━━━━━ INFORMATION SUPPLIED
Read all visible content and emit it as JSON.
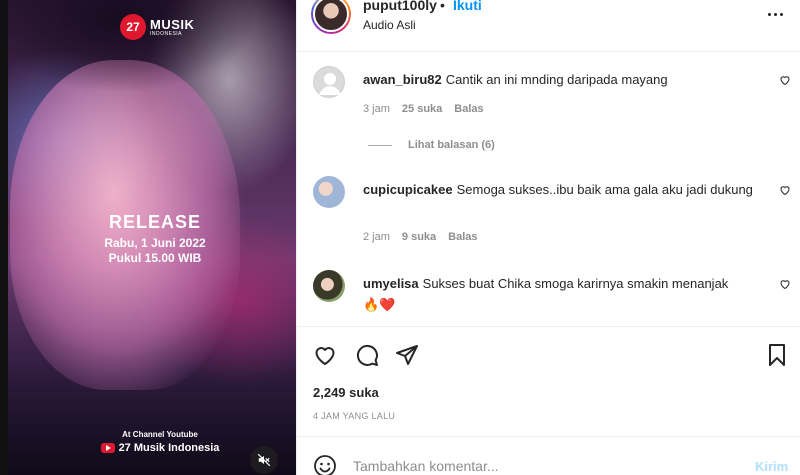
{
  "media": {
    "brand_number": "27",
    "brand_name": "MUSIK",
    "brand_sub": "INDONESIA",
    "release_title": "RELEASE",
    "release_date": "Rabu, 1 Juni 2022",
    "release_time": "Pukul 15.00 WIB",
    "channel_line": "At Channel Youtube",
    "channel_name": "27 Musik Indonesia",
    "mute_icon": "speaker-muted-icon"
  },
  "header": {
    "username": "puput100ly",
    "separator": "•",
    "follow_label": "Ikuti",
    "audio": "Audio Asli",
    "more_icon": "more-horizontal-icon"
  },
  "comments": [
    {
      "username": "awan_biru82",
      "text": "Cantik an ini mnding daripada mayang",
      "time": "3 jam",
      "likes": "25 suka",
      "reply_label": "Balas"
    },
    {
      "username": "cupicupicakee",
      "text": "Semoga sukses..ibu baik ama gala aku jadi dukung",
      "time": "2 jam",
      "likes": "9 suka",
      "reply_label": "Balas"
    },
    {
      "username": "umyelisa",
      "text": "Sukses buat Chika smoga karirnya smakin menanjak",
      "emoji": "🔥❤️"
    }
  ],
  "view_replies_label": "Lihat balasan (6)",
  "actions": {
    "like_icon": "heart-icon",
    "comment_icon": "comment-icon",
    "share_icon": "send-icon",
    "save_icon": "bookmark-icon",
    "likes_count": "2,249 suka",
    "time_ago": "4 JAM YANG LALU"
  },
  "add_comment": {
    "emoji_icon": "smiley-icon",
    "placeholder": "Tambahkan komentar...",
    "post_label": "Kirim"
  },
  "colors": {
    "link_blue": "#0095f6",
    "muted_text": "#8e8e8e",
    "post_disabled": "#b2dffc",
    "brand_red": "#e0182d"
  }
}
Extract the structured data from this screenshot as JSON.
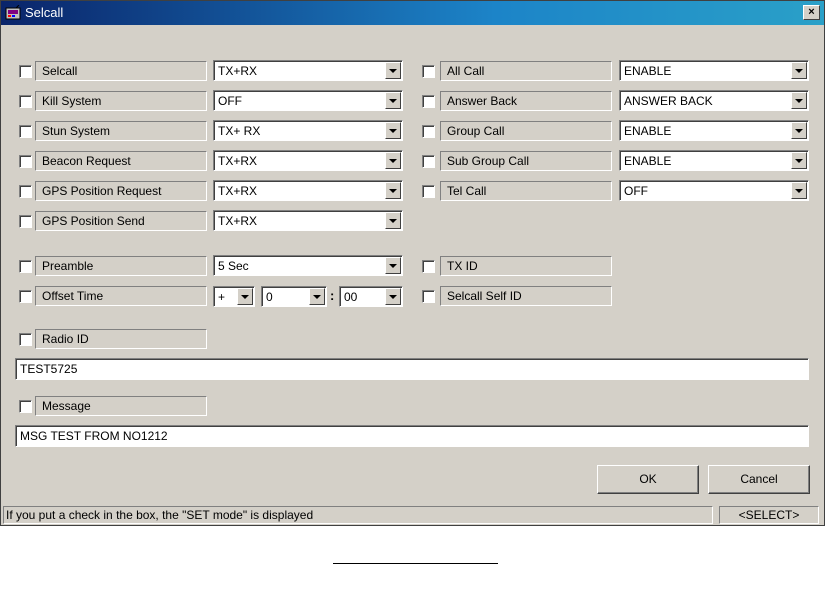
{
  "window": {
    "title": "Selcall",
    "close_label": "×",
    "app_icon": "radio-app-icon"
  },
  "left_rows": [
    {
      "label": "Selcall",
      "value": "TX+RX"
    },
    {
      "label": "Kill System",
      "value": "OFF"
    },
    {
      "label": "Stun System",
      "value": "TX+ RX"
    },
    {
      "label": "Beacon Request",
      "value": "TX+RX"
    },
    {
      "label": "GPS Position Request",
      "value": "TX+RX"
    },
    {
      "label": "GPS Position Send",
      "value": "TX+RX"
    }
  ],
  "right_rows": [
    {
      "label": "All Call",
      "value": "ENABLE"
    },
    {
      "label": "Answer Back",
      "value": "ANSWER BACK"
    },
    {
      "label": "Group Call",
      "value": "ENABLE"
    },
    {
      "label": "Sub Group Call",
      "value": "ENABLE"
    },
    {
      "label": "Tel Call",
      "value": "OFF"
    }
  ],
  "preamble": {
    "label": "Preamble",
    "value": "5 Sec"
  },
  "offset_time": {
    "label": "Offset Time",
    "sign": "+",
    "hours": "0",
    "separator": ":",
    "minutes": "00"
  },
  "tx_id": {
    "label": "TX ID"
  },
  "selcall_self_id": {
    "label": "Selcall Self ID"
  },
  "radio_id": {
    "label": "Radio ID",
    "value": "TEST5725"
  },
  "message": {
    "label": "Message",
    "value": "MSG TEST FROM NO1212"
  },
  "buttons": {
    "ok": "OK",
    "cancel": "Cancel"
  },
  "status_bar": {
    "hint": "If you put a check in the box, the \"SET mode\" is displayed",
    "mode": "<SELECT>"
  }
}
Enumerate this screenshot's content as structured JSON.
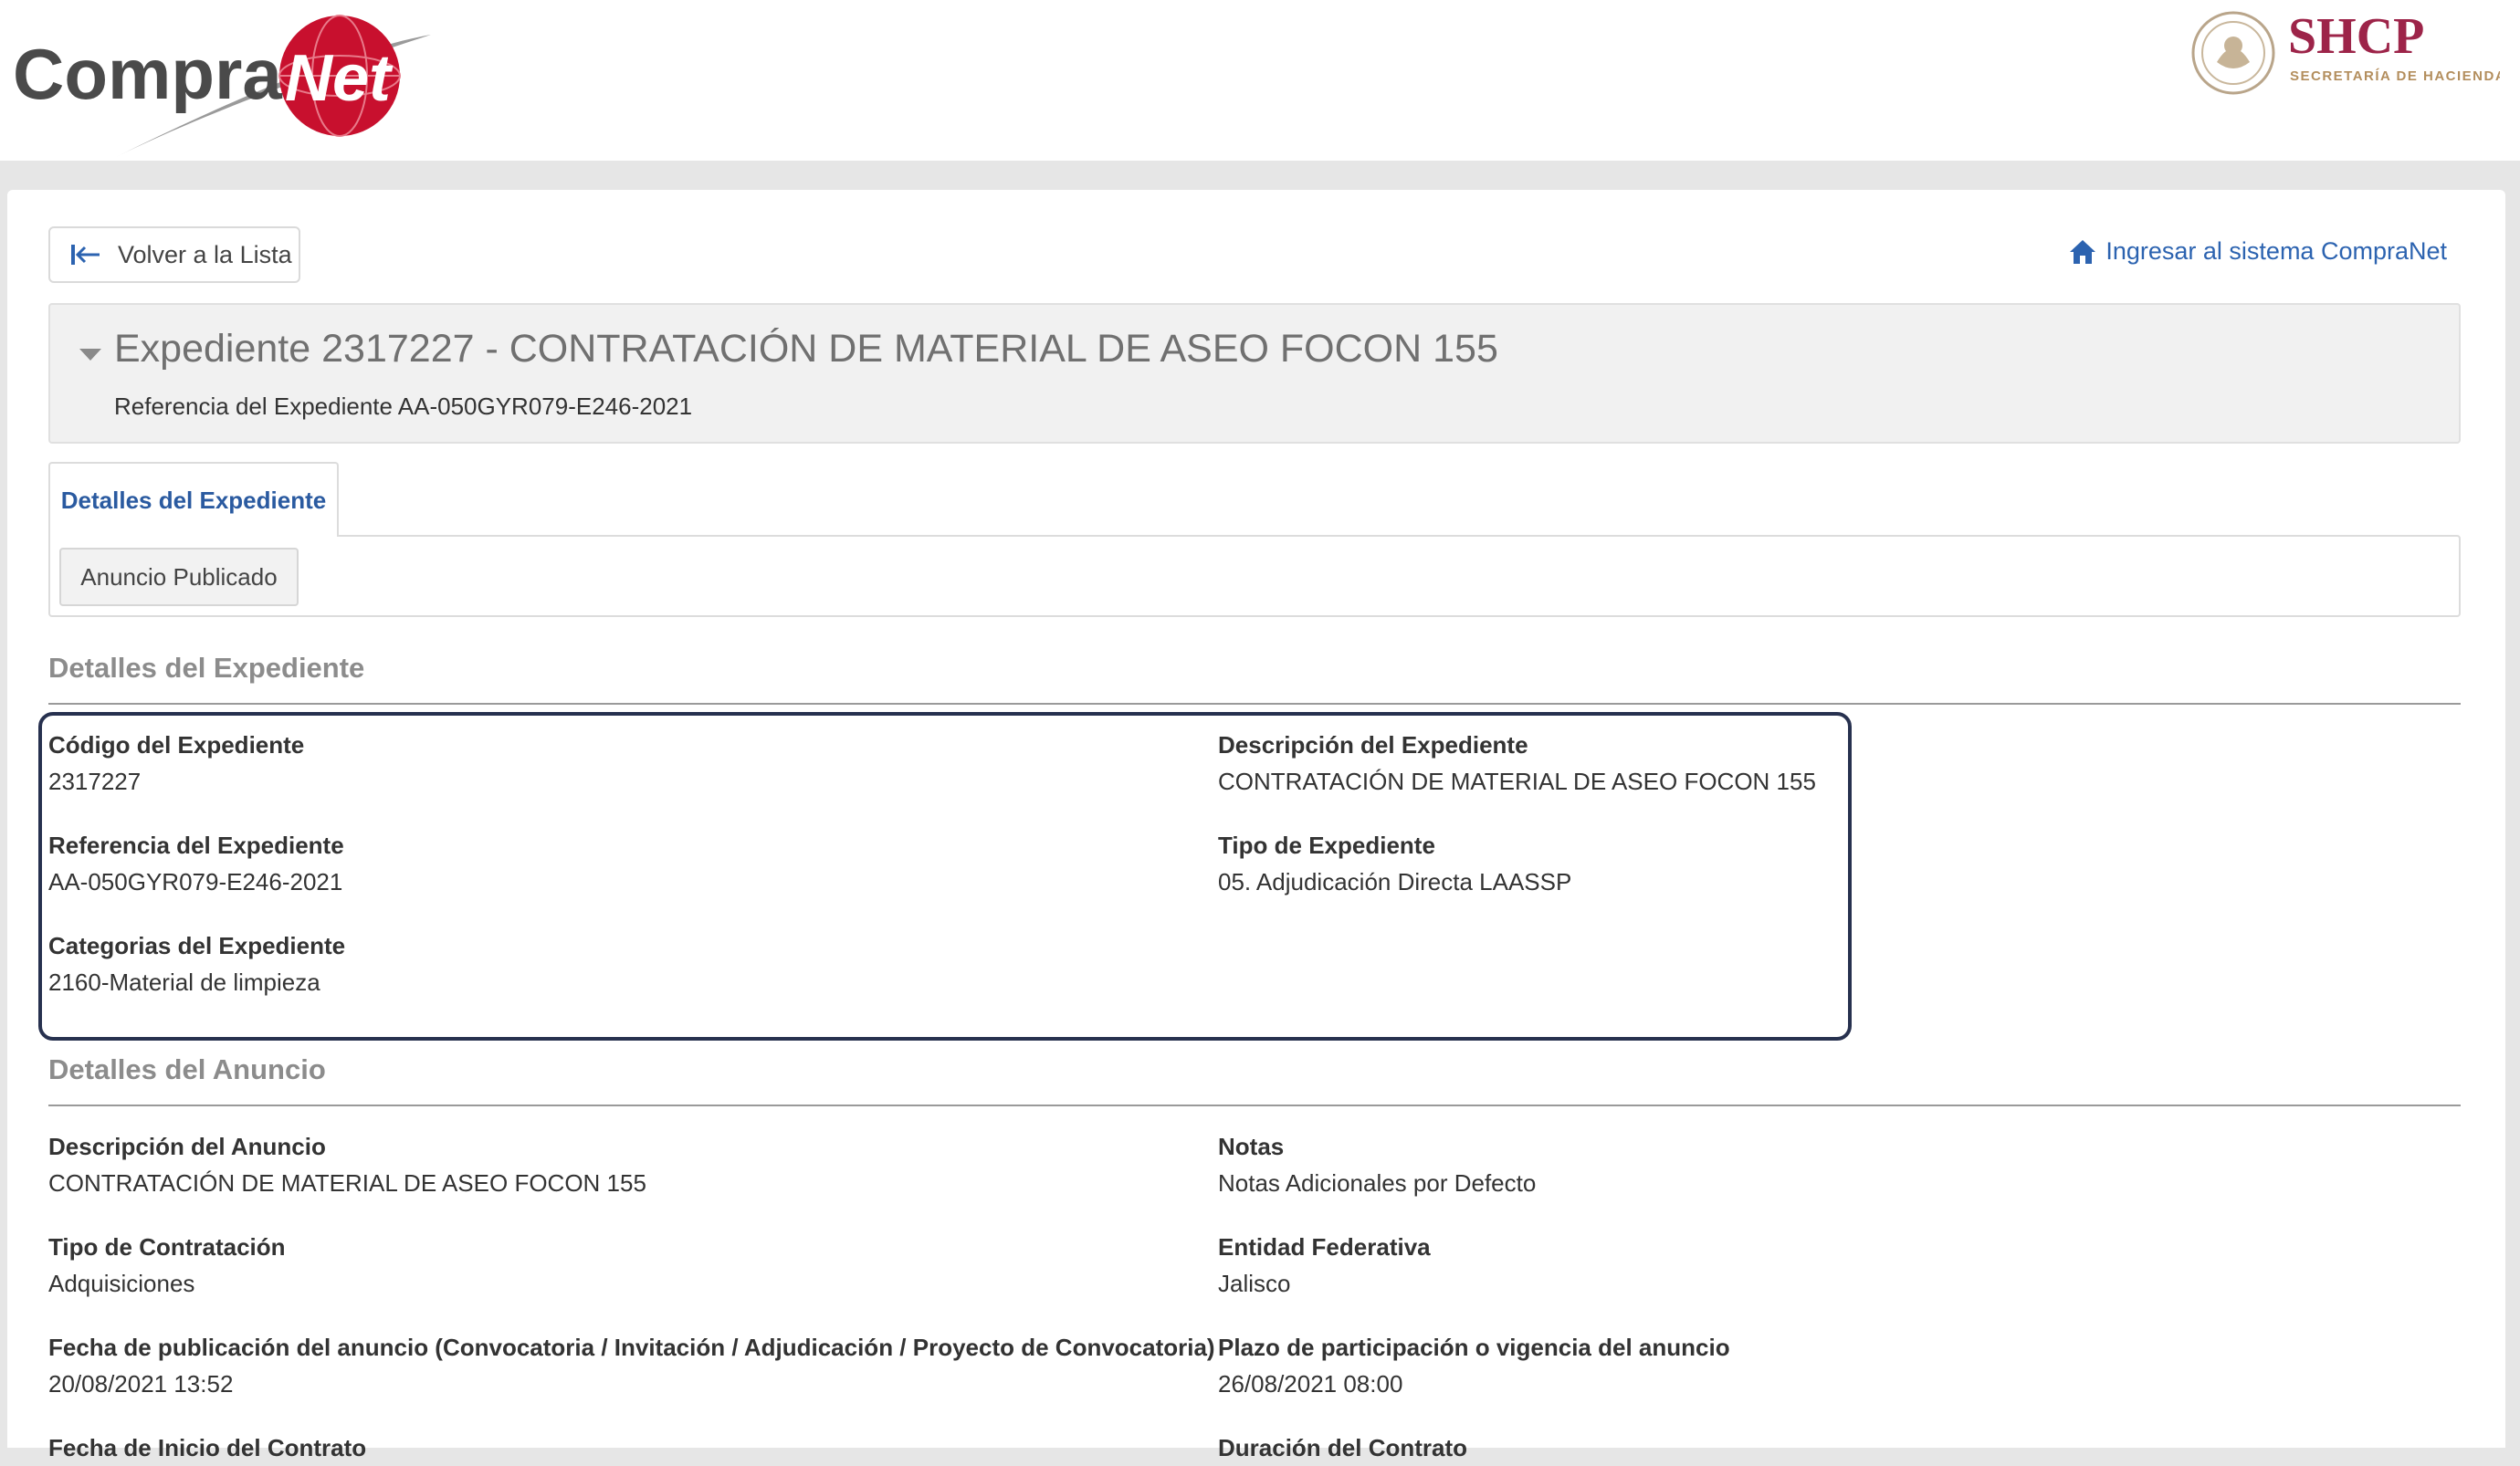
{
  "header": {
    "logo_text": "CompraNet",
    "logo_part1": "Compra",
    "logo_part2": "Net",
    "agency_logo": "SHCP",
    "agency_name": "SECRETARÍA DE HACIENDA"
  },
  "nav": {
    "back_label": "Volver a la Lista",
    "back_icon": "arrow-to-start-icon",
    "login_label": "Ingresar al sistema CompraNet",
    "login_icon": "home-icon"
  },
  "expediente": {
    "title": "Expediente 2317227 - CONTRATACIÓN DE MATERIAL DE ASEO FOCON 155",
    "reference": "Referencia del Expediente AA-050GYR079-E246-2021"
  },
  "tabs": [
    {
      "label": "Detalles del Expediente",
      "active": true
    }
  ],
  "subtabs": [
    {
      "label": "Anuncio Publicado"
    }
  ],
  "detalles_expediente": {
    "title": "Detalles del Expediente",
    "fields": [
      {
        "label": "Código del Expediente",
        "value": "2317227"
      },
      {
        "label": "Descripción del Expediente",
        "value": "CONTRATACIÓN DE MATERIAL DE ASEO FOCON 155"
      },
      {
        "label": "Referencia del Expediente",
        "value": "AA-050GYR079-E246-2021"
      },
      {
        "label": "Tipo de Expediente",
        "value": "05. Adjudicación Directa LAASSP"
      },
      {
        "label": "Categorias del Expediente",
        "value": "2160-Material de limpieza"
      }
    ]
  },
  "detalles_anuncio": {
    "title": "Detalles del Anuncio",
    "fields": [
      {
        "label": "Descripción del Anuncio",
        "value": "CONTRATACIÓN DE MATERIAL DE ASEO FOCON 155"
      },
      {
        "label": "Notas",
        "value": "Notas Adicionales por Defecto"
      },
      {
        "label": "Tipo de Contratación",
        "value": "Adquisiciones"
      },
      {
        "label": "Entidad Federativa",
        "value": "Jalisco"
      },
      {
        "label": "Fecha de publicación del anuncio (Convocatoria / Invitación / Adjudicación / Proyecto de Convocatoria)",
        "value": "20/08/2021 13:52"
      },
      {
        "label": "Plazo de participación o vigencia del anuncio",
        "value": "26/08/2021 08:00"
      },
      {
        "label": "Fecha de Inicio del Contrato",
        "value": ""
      },
      {
        "label": "Duración del Contrato",
        "value": ""
      }
    ]
  },
  "colors": {
    "link": "#2c63b0",
    "tab_active": "#2a5aa0",
    "brand_red": "#c8102e",
    "shcp_maroon": "#9d2449",
    "highlight_border": "#27314f"
  }
}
━━━━━━━━━━
§ **SET TASK**
Take each line of the material that contains the word "Group" and list it.

§ **EXPECTED ANSWER**
      "label": "Group Call",
      "label": "Sub Group Call",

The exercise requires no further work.